(Recorded data)
-.-.-

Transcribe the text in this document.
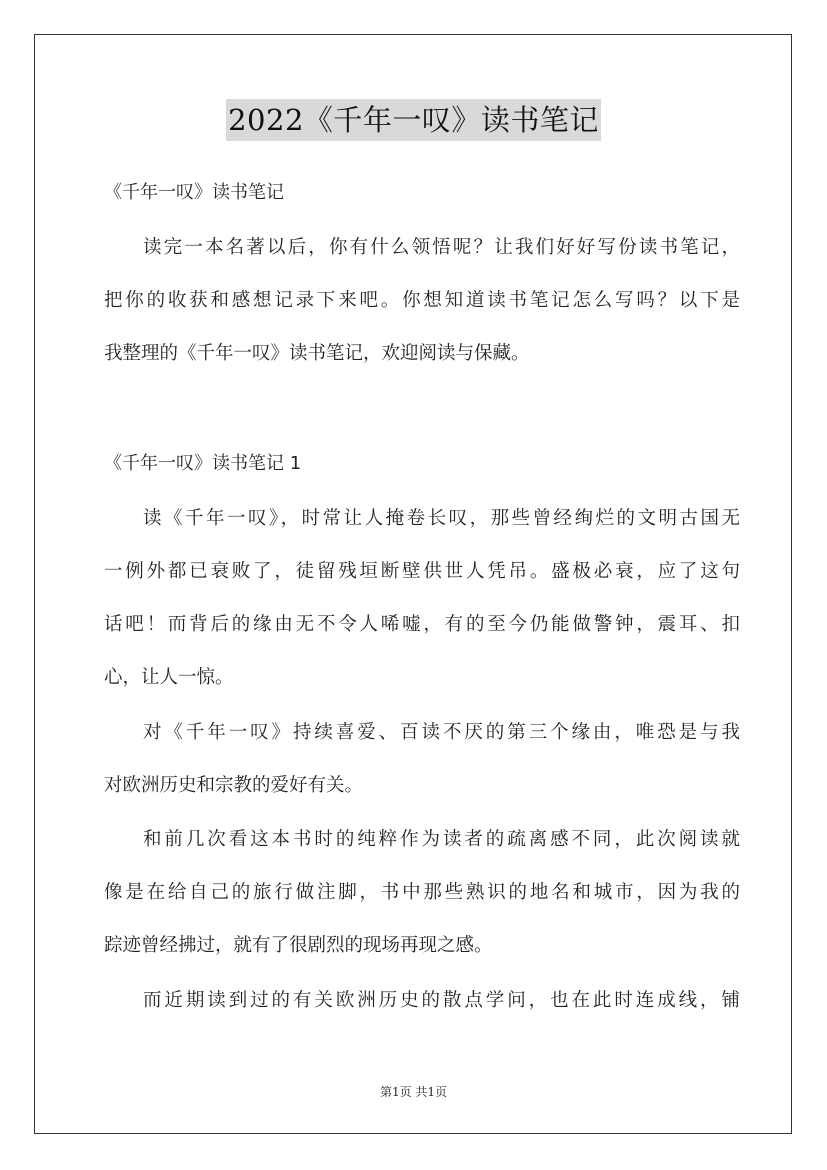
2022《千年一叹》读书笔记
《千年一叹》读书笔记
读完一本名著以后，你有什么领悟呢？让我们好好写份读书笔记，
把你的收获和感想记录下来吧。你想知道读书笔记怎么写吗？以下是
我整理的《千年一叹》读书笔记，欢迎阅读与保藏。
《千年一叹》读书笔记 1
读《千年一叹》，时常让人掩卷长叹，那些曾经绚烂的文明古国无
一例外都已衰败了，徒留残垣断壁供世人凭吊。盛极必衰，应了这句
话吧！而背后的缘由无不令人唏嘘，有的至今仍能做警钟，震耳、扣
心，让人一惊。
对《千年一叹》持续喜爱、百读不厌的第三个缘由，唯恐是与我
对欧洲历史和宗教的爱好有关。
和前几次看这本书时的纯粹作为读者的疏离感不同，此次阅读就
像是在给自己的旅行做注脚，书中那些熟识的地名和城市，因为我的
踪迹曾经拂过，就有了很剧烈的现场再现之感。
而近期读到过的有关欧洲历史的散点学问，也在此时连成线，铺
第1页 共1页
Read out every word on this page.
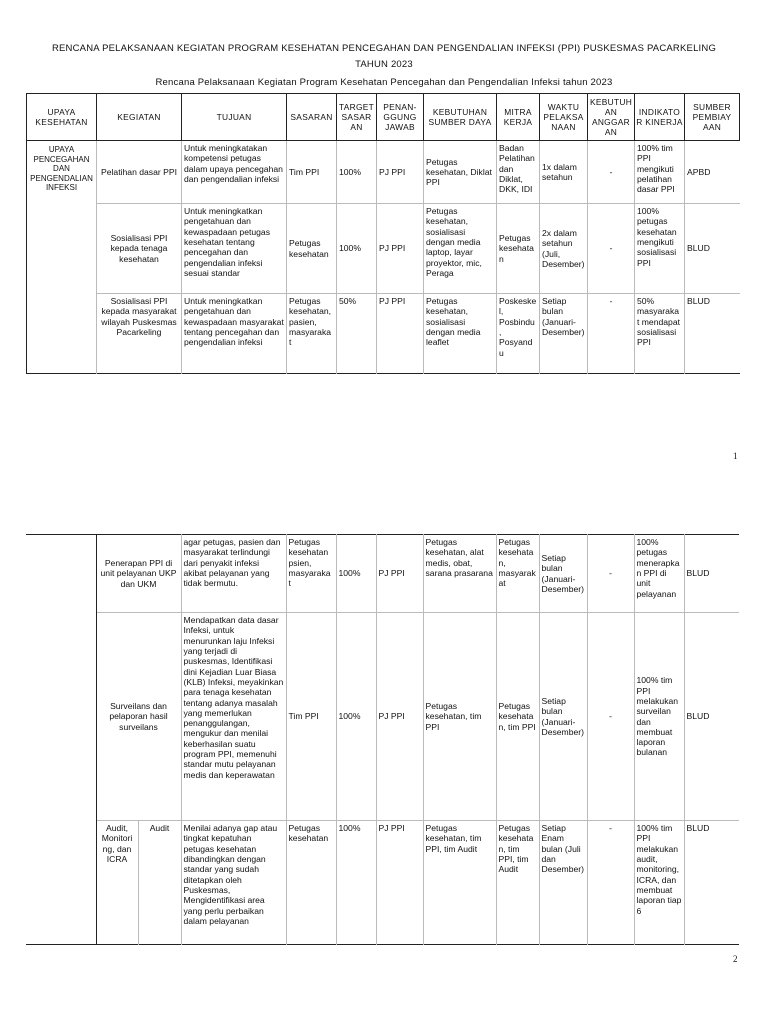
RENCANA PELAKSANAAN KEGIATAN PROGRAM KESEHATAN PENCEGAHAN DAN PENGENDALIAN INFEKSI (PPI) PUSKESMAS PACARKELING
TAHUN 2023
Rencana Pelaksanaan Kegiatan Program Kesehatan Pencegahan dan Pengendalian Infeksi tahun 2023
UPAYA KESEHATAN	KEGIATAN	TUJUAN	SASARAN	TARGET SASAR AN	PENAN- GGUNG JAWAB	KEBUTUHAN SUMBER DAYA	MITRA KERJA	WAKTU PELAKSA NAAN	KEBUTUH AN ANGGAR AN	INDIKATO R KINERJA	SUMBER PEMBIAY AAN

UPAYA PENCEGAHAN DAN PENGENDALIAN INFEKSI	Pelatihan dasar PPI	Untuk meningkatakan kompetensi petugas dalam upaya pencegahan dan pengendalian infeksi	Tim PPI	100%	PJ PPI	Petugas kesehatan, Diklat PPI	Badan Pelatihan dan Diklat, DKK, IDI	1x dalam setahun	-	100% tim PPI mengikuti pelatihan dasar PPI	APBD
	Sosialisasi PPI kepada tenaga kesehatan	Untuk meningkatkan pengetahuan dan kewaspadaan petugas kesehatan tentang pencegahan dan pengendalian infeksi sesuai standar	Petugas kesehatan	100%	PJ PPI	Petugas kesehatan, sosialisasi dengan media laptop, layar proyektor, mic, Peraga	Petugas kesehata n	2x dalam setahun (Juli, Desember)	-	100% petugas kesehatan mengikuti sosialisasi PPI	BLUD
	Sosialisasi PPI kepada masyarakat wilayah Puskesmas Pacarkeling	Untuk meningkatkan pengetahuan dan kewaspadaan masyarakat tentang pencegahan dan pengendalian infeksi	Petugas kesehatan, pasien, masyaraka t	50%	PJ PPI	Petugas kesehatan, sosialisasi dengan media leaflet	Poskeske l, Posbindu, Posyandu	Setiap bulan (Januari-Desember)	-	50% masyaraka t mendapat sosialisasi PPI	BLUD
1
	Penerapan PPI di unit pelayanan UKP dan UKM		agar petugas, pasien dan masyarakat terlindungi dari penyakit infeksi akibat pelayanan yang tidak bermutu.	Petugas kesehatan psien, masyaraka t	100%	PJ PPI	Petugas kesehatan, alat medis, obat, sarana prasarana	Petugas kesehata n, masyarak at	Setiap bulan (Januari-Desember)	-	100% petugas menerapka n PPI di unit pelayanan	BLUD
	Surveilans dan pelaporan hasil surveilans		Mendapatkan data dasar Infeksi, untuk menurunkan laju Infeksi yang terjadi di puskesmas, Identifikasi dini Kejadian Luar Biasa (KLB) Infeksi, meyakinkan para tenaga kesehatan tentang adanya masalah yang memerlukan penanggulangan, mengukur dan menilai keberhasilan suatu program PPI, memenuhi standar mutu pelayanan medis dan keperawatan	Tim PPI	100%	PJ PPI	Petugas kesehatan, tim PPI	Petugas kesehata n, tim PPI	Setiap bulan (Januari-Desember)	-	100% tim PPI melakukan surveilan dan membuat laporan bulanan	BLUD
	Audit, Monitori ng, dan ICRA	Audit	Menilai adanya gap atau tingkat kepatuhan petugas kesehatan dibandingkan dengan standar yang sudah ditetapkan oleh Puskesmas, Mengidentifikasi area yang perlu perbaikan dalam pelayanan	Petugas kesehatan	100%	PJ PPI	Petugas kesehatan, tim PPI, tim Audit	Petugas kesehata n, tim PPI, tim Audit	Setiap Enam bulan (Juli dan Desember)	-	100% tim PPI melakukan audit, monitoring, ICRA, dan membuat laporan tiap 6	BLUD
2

-.-.-

_Directions for this task:_
Keep the pictures out of the copy and write out the data exactly as it stands.

_Answer in full:_
Transcribe the text in this document.
2022《千年一叹》读书笔记
《千年一叹》读书笔记
读完一本名著以后，你有什么领悟呢？让我们好好写份读书笔记，
把你的收获和感想记录下来吧。你想知道读书笔记怎么写吗？以下是
我整理的《千年一叹》读书笔记，欢迎阅读与保藏。
《千年一叹》读书笔记 1
读《千年一叹》，时常让人掩卷长叹，那些曾经绚烂的文明古国无
一例外都已衰败了，徒留残垣断壁供世人凭吊。盛极必衰，应了这句
话吧！而背后的缘由无不令人唏嘘，有的至今仍能做警钟，震耳、扣
心，让人一惊。
对《千年一叹》持续喜爱、百读不厌的第三个缘由，唯恐是与我
对欧洲历史和宗教的爱好有关。
和前几次看这本书时的纯粹作为读者的疏离感不同，此次阅读就
像是在给自己的旅行做注脚，书中那些熟识的地名和城市，因为我的
踪迹曾经拂过，就有了很剧烈的现场再现之感。
而近期读到过的有关欧洲历史的散点学问，也在此时连成线，铺
第1页 共1页
Read out every word on this page.
RENCANA PELAKSANAAN KEGIATAN PROGRAM KESEHATAN PENCEGAHAN DAN PENGENDALIAN INFEKSI (PPI) PUSKESMAS PACARKELING
TAHUN 2023
Rencana Pelaksanaan Kegiatan Program Kesehatan Pencegahan dan Pengendalian Infeksi tahun 2023
UPAYA KESEHATAN	KEGIATAN	TUJUAN	SASARAN	TARGET SASAR AN	PENAN- GGUNG JAWAB	KEBUTUHAN SUMBER DAYA	MITRA KERJA	WAKTU PELAKSA NAAN	KEBUTUH AN ANGGAR AN	INDIKATO R KINERJA	SUMBER PEMBIAY AAN

UPAYA PENCEGAHAN DAN PENGENDALIAN INFEKSI	Pelatihan dasar PPI	Untuk meningkatakan kompetensi petugas dalam upaya pencegahan dan pengendalian infeksi	Tim PPI	100%	PJ PPI	Petugas kesehatan, Diklat PPI	Badan Pelatihan dan Diklat, DKK, IDI	1x dalam setahun	-	100% tim PPI mengikuti pelatihan dasar PPI	APBD
	Sosialisasi PPI kepada tenaga kesehatan	Untuk meningkatkan pengetahuan dan kewaspadaan petugas kesehatan tentang pencegahan dan pengendalian infeksi sesuai standar	Petugas kesehatan	100%	PJ PPI	Petugas kesehatan, sosialisasi dengan media laptop, layar proyektor, mic, Peraga	Petugas kesehata n	2x dalam setahun (Juli, Desember)	-	100% petugas kesehatan mengikuti sosialisasi PPI	BLUD
	Sosialisasi PPI kepada masyarakat wilayah Puskesmas Pacarkeling	Untuk meningkatkan pengetahuan dan kewaspadaan masyarakat tentang pencegahan dan pengendalian infeksi	Petugas kesehatan, pasien, masyaraka t	50%	PJ PPI	Petugas kesehatan, sosialisasi dengan media leaflet	Poskeske l, Posbindu, Posyandu	Setiap bulan (Januari-Desember)	-	50% masyaraka t mendapat sosialisasi PPI	BLUD
1
	Penerapan PPI di unit pelayanan UKP dan UKM		agar petugas, pasien dan masyarakat terlindungi dari penyakit infeksi akibat pelayanan yang tidak bermutu.	Petugas kesehatan psien, masyaraka t	100%	PJ PPI	Petugas kesehatan, alat medis, obat, sarana prasarana	Petugas kesehata n, masyarak at	Setiap bulan (Januari-Desember)	-	100% petugas menerapka n PPI di unit pelayanan	BLUD
	Surveilans dan pelaporan hasil surveilans		Mendapatkan data dasar Infeksi, untuk menurunkan laju Infeksi yang terjadi di puskesmas, Identifikasi dini Kejadian Luar Biasa (KLB) Infeksi, meyakinkan para tenaga kesehatan tentang adanya masalah yang memerlukan penanggulangan, mengukur dan menilai keberhasilan suatu program PPI, memenuhi standar mutu pelayanan medis dan keperawatan	Tim PPI	100%	PJ PPI	Petugas kesehatan, tim PPI	Petugas kesehata n, tim PPI	Setiap bulan (Januari-Desember)	-	100% tim PPI melakukan surveilan dan membuat laporan bulanan	BLUD
	Audit, Monitori ng, dan ICRA	Audit	Menilai adanya gap atau tingkat kepatuhan petugas kesehatan dibandingkan dengan standar yang sudah ditetapkan oleh Puskesmas, Mengidentifikasi area yang perlu perbaikan dalam pelayanan	Petugas kesehatan	100%	PJ PPI	Petugas kesehatan, tim PPI, tim Audit	Petugas kesehata n, tim PPI, tim Audit	Setiap Enam bulan (Juli dan Desember)	-	100% tim PPI melakukan audit, monitoring, ICRA, dan membuat laporan tiap 6	BLUD
2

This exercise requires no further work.